[TASK TO CARRY OUT]
Look through the material below. Copy each line that contains the string "tupfeln".

[PROVIDED ENTRIES]
○ ○ ○
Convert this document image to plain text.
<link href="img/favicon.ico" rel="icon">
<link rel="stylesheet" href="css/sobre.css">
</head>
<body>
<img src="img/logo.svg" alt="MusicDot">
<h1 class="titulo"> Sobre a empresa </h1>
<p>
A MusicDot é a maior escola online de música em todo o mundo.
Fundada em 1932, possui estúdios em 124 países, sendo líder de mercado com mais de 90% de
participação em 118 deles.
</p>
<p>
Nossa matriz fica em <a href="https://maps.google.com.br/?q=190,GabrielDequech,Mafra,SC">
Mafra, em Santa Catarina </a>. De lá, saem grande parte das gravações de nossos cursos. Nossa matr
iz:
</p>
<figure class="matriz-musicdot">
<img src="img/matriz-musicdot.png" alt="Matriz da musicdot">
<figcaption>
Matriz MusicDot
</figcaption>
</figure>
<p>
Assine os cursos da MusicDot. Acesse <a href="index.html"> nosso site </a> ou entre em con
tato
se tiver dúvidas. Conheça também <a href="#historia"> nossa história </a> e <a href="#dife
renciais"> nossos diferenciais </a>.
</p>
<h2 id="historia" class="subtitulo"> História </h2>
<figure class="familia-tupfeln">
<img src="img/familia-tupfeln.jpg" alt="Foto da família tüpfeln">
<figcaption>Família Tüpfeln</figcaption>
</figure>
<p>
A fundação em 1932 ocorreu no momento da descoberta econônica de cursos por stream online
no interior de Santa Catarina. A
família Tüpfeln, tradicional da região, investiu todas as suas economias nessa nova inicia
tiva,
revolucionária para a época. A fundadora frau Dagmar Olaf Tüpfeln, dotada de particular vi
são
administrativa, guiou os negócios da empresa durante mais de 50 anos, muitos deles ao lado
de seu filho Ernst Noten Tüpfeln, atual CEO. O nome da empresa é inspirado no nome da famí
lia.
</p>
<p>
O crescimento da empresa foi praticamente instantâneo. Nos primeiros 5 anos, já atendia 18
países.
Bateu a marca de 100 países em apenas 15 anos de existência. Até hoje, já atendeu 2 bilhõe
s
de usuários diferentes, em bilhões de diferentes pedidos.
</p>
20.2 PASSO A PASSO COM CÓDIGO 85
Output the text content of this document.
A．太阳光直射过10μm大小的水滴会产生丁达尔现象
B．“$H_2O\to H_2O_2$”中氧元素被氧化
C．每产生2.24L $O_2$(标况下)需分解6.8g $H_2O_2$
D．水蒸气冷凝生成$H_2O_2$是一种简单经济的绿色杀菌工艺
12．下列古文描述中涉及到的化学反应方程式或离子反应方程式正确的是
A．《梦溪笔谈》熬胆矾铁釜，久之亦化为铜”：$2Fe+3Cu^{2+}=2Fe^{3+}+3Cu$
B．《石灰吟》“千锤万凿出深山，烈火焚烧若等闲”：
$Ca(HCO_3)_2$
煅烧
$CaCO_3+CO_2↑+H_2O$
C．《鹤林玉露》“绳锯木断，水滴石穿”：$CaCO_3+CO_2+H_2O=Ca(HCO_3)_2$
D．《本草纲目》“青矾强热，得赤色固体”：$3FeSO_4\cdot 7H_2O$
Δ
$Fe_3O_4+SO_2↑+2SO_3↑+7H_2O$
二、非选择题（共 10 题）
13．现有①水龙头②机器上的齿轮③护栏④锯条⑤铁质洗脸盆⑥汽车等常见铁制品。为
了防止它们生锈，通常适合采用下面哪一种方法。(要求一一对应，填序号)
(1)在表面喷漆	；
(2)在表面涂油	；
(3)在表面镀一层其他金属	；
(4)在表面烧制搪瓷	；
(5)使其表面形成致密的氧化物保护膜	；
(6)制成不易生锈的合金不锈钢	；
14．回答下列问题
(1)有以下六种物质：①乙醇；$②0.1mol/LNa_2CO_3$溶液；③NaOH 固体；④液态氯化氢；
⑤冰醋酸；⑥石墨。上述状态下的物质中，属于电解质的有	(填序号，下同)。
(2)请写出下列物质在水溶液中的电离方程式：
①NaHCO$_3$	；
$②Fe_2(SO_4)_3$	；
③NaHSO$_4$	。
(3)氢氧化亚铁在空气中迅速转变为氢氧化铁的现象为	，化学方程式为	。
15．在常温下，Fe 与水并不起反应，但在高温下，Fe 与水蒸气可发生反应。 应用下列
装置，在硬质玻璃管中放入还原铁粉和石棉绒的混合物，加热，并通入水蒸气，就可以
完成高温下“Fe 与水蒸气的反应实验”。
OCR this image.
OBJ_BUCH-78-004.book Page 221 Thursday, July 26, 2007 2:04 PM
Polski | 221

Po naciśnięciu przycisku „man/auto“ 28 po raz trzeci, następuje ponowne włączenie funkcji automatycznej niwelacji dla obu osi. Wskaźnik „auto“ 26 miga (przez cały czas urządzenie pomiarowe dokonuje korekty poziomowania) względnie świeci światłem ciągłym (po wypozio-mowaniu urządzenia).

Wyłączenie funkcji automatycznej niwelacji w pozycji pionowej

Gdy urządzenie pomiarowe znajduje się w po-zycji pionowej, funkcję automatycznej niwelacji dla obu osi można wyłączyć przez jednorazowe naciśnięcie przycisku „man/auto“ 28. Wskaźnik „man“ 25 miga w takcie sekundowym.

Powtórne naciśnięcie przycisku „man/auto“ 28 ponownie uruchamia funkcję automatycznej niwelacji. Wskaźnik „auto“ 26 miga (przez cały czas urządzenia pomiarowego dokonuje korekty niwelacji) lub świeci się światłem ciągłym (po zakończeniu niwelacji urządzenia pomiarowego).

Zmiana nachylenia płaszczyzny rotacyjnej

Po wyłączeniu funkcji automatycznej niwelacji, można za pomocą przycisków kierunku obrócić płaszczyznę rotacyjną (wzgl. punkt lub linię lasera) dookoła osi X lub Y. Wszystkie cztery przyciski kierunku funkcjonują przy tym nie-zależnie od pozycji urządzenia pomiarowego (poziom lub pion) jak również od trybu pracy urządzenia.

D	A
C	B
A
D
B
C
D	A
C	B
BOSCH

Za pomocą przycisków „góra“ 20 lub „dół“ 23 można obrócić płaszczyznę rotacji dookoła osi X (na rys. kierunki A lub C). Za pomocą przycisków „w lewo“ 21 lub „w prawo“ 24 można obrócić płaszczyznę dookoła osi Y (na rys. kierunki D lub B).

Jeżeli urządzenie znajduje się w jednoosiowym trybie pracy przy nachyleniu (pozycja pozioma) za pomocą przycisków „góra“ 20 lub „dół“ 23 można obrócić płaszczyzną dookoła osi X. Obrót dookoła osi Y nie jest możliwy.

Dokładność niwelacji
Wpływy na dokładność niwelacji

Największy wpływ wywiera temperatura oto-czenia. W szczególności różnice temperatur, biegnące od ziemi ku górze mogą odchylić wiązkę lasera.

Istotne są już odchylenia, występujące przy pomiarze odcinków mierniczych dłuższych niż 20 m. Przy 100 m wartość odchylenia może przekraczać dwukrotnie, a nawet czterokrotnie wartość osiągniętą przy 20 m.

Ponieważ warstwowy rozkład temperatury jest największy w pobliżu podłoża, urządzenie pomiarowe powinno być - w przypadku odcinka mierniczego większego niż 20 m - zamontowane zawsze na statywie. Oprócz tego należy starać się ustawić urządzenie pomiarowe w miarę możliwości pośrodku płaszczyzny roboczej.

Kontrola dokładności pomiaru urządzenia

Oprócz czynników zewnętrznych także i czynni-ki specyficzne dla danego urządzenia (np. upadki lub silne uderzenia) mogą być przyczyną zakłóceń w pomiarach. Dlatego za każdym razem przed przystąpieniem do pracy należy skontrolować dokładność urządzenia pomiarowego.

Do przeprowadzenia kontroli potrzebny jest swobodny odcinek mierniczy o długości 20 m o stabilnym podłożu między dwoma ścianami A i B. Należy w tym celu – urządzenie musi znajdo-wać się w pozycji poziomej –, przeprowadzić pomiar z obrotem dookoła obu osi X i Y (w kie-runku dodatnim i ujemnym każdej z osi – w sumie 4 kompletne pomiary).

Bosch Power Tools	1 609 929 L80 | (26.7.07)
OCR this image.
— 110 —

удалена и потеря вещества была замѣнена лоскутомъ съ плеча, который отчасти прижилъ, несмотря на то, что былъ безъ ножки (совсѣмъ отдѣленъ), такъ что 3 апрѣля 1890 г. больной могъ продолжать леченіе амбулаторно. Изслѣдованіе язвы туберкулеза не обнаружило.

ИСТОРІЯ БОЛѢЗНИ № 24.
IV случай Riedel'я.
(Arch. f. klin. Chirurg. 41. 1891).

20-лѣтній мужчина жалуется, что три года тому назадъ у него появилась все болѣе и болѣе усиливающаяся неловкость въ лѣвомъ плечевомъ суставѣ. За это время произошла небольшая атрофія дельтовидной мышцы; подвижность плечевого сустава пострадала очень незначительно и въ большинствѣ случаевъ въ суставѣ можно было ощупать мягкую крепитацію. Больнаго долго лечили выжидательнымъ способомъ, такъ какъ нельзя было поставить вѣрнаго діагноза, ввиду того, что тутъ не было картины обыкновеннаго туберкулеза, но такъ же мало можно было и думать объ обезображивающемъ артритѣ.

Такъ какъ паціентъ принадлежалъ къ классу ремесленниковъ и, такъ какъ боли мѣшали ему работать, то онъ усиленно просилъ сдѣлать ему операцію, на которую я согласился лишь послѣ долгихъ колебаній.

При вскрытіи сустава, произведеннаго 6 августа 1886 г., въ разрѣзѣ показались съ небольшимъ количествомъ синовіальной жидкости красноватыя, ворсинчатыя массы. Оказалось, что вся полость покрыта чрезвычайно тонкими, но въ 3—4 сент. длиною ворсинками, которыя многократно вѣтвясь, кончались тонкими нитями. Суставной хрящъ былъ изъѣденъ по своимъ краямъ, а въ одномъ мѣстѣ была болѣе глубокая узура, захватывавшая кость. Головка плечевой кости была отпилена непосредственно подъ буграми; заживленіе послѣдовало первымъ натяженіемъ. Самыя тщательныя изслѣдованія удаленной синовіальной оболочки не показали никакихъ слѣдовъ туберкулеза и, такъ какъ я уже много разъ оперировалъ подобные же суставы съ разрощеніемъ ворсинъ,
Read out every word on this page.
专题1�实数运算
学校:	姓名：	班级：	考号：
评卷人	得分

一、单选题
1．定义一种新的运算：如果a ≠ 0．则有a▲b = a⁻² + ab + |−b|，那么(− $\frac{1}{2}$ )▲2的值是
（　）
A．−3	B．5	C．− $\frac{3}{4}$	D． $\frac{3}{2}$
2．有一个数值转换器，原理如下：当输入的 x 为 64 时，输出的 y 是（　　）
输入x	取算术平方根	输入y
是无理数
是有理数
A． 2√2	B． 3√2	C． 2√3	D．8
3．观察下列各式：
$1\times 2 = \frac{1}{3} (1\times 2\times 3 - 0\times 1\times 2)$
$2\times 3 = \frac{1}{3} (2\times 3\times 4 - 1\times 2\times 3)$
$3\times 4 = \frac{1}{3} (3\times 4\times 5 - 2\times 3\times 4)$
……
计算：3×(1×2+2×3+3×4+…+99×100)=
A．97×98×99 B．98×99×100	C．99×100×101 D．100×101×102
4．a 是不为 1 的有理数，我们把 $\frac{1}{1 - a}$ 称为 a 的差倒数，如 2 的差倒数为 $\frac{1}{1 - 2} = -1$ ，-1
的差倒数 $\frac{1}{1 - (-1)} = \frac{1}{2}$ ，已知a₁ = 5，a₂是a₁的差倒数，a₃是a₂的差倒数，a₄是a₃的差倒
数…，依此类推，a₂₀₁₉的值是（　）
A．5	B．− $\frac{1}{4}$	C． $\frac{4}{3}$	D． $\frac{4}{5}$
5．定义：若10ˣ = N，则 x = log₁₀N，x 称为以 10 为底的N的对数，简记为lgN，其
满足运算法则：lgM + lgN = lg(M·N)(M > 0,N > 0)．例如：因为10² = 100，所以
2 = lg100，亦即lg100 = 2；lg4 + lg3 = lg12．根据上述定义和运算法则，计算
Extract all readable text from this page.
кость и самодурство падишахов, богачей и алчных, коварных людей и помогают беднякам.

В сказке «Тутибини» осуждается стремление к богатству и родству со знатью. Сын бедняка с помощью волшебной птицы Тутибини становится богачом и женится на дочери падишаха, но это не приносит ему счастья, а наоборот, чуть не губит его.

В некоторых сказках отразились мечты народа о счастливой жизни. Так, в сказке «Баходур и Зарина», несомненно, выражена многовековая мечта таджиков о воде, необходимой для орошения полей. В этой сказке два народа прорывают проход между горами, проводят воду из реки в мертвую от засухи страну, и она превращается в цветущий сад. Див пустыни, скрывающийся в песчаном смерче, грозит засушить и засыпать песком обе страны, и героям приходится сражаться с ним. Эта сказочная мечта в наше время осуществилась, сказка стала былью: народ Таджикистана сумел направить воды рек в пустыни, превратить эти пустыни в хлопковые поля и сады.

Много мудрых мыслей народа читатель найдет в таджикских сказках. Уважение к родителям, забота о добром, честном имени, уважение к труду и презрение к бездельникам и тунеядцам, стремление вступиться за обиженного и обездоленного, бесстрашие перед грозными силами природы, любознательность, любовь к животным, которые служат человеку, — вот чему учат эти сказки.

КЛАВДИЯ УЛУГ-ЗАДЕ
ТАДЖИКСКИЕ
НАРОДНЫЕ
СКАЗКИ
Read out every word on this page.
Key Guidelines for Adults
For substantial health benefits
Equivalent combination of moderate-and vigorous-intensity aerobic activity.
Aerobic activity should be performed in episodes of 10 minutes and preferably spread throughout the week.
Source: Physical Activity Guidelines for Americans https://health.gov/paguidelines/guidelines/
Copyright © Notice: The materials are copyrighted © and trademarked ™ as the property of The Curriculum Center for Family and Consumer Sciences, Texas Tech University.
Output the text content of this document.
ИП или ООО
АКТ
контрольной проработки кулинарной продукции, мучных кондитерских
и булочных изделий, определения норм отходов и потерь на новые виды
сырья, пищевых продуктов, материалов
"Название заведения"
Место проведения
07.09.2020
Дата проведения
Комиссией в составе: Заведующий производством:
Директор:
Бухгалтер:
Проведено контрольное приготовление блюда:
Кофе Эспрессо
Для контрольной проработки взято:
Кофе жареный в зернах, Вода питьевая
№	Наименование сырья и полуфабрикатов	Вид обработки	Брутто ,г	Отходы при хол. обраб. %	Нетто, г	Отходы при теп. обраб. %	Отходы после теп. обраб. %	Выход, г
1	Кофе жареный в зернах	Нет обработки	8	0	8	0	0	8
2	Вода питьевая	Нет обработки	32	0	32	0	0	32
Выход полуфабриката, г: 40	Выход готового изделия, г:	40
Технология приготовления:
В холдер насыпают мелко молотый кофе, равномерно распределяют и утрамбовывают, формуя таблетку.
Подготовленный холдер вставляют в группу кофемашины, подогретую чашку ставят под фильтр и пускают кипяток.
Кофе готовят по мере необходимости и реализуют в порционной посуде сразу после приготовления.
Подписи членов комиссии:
○ ○ ○
[SOLUTION]
<figure class="familia-tupfeln">
<img src="img/familia-tupfeln.jpg" alt="Foto da família tüpfeln">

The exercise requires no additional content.